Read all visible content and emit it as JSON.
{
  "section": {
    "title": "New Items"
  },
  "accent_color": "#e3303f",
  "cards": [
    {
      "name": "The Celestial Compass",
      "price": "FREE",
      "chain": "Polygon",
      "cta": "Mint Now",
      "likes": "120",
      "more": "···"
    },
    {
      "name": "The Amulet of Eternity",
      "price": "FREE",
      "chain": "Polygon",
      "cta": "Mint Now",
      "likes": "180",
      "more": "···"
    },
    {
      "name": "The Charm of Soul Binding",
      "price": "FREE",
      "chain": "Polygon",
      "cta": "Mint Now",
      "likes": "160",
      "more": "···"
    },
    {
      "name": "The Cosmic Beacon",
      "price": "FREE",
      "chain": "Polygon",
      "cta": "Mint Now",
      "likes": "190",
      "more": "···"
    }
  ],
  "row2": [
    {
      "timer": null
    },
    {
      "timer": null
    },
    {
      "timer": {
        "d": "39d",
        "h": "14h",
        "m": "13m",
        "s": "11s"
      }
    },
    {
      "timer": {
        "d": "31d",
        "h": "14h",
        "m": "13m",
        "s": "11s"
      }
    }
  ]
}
...
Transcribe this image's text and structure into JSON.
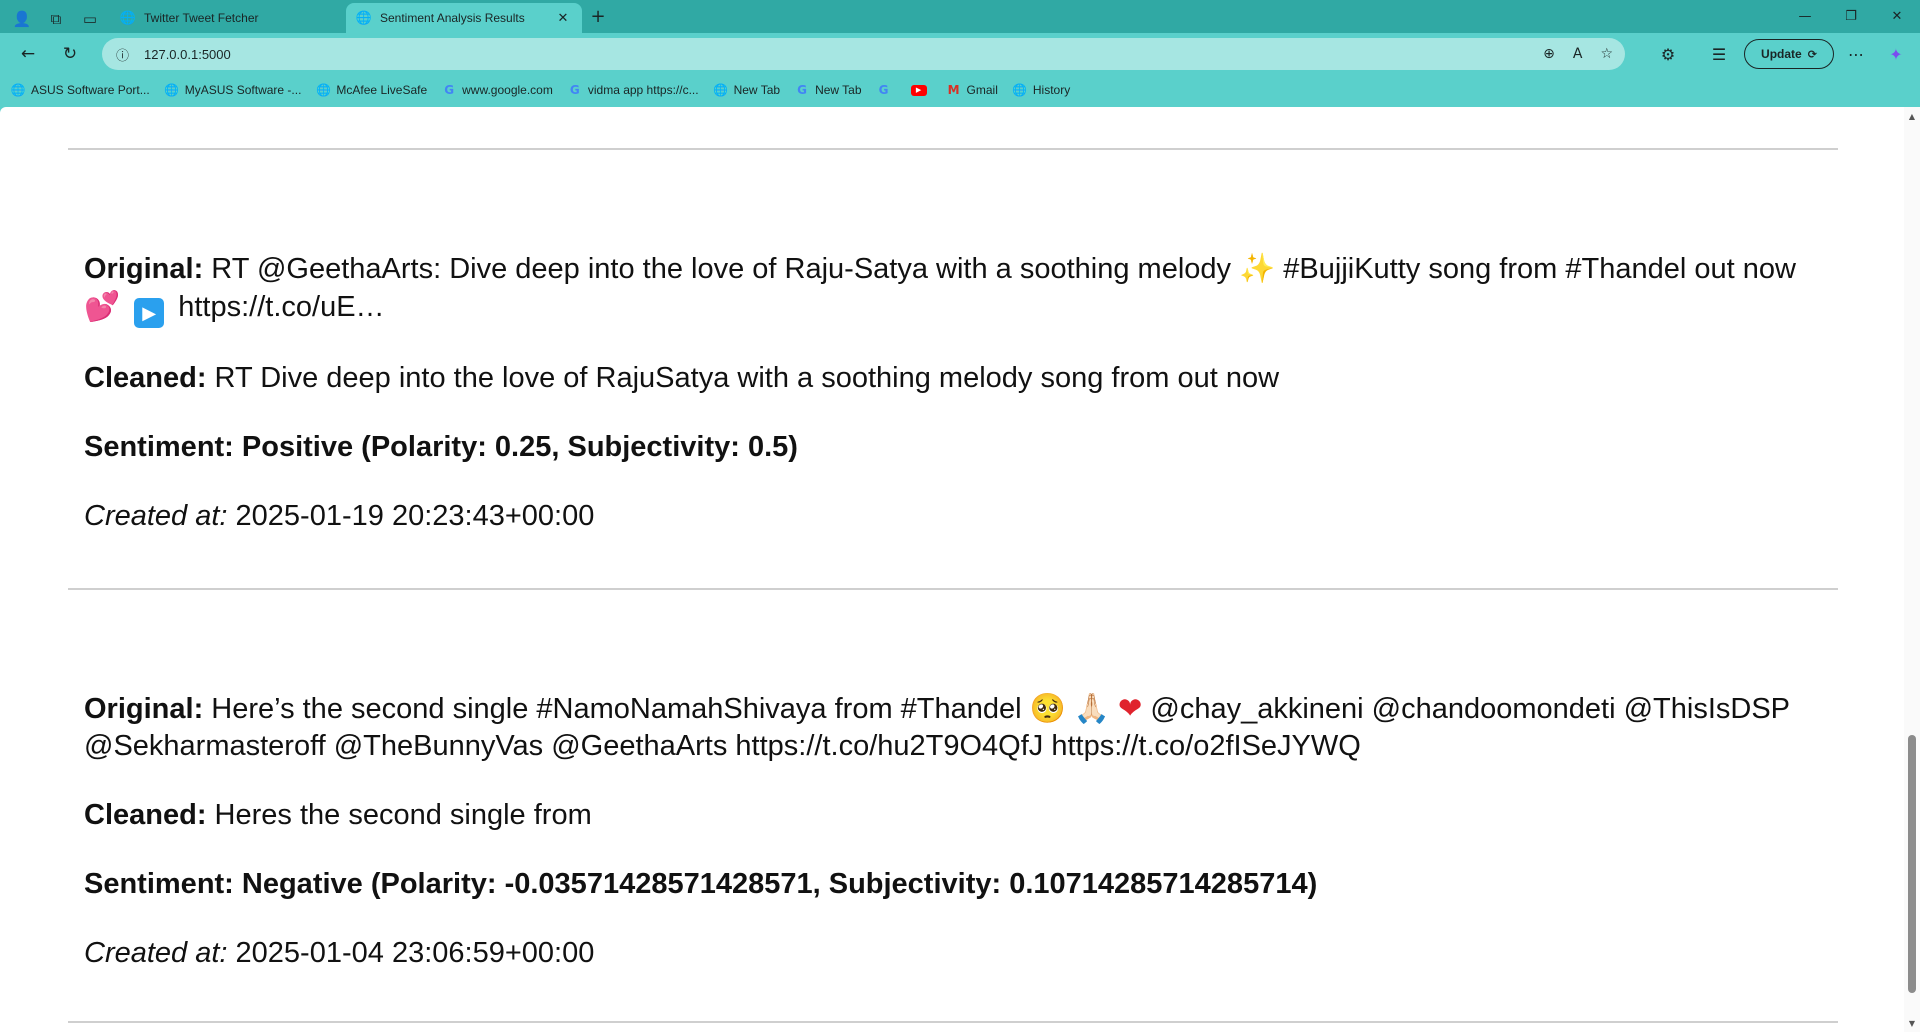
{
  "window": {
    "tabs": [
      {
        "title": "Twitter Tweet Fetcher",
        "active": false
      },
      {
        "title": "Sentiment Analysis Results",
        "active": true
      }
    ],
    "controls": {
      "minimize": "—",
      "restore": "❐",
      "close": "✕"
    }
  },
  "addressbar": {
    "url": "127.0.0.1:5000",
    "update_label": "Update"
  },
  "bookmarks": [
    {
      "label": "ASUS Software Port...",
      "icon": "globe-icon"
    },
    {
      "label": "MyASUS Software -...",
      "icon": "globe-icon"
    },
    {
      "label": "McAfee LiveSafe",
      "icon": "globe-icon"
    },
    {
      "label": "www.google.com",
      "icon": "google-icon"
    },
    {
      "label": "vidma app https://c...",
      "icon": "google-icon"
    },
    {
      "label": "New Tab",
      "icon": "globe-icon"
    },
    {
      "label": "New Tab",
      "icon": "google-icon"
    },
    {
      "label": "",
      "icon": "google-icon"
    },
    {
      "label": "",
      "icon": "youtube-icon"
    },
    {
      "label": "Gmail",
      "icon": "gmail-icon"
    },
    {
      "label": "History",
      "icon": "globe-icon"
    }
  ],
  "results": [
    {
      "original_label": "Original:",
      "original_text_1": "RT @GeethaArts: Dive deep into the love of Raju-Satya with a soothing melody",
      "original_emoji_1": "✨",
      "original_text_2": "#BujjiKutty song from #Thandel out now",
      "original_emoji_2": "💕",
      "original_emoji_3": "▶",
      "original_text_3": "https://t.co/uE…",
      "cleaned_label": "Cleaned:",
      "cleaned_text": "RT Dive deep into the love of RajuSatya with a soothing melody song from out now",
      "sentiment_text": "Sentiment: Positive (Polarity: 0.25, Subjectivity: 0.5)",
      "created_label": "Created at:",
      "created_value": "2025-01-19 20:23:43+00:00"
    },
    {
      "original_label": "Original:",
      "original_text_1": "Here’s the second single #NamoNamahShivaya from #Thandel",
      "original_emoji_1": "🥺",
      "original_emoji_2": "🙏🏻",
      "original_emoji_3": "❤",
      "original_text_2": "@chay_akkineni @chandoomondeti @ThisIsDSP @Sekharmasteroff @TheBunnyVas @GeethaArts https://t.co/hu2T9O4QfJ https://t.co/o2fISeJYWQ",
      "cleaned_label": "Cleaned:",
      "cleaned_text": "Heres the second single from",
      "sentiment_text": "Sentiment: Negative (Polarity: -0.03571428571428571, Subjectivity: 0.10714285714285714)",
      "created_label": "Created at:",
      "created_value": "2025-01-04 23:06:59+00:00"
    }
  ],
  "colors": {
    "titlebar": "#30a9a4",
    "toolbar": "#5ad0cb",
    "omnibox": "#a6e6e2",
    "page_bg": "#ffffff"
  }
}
* * *
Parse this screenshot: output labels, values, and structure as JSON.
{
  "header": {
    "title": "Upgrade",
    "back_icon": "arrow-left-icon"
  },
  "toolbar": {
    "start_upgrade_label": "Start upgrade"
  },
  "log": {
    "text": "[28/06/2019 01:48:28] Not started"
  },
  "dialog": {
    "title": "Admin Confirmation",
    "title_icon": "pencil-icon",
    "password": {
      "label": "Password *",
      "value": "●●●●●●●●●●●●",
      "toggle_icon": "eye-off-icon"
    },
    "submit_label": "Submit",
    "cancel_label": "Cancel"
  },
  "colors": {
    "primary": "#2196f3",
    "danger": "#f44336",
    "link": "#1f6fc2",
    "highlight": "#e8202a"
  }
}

WHAT IS REQUIRED ::
Return each line of the listing that holds the string "into".

WRITTEN SOLUTION ::
Transcribe this image's text and structure into JSON.
      "original_text_1": "RT @GeethaArts: Dive deep into the love of Raju-Satya with a soothing melody",
      "cleaned_text": "RT Dive deep into the love of RajuSatya with a soothing melody song from out now",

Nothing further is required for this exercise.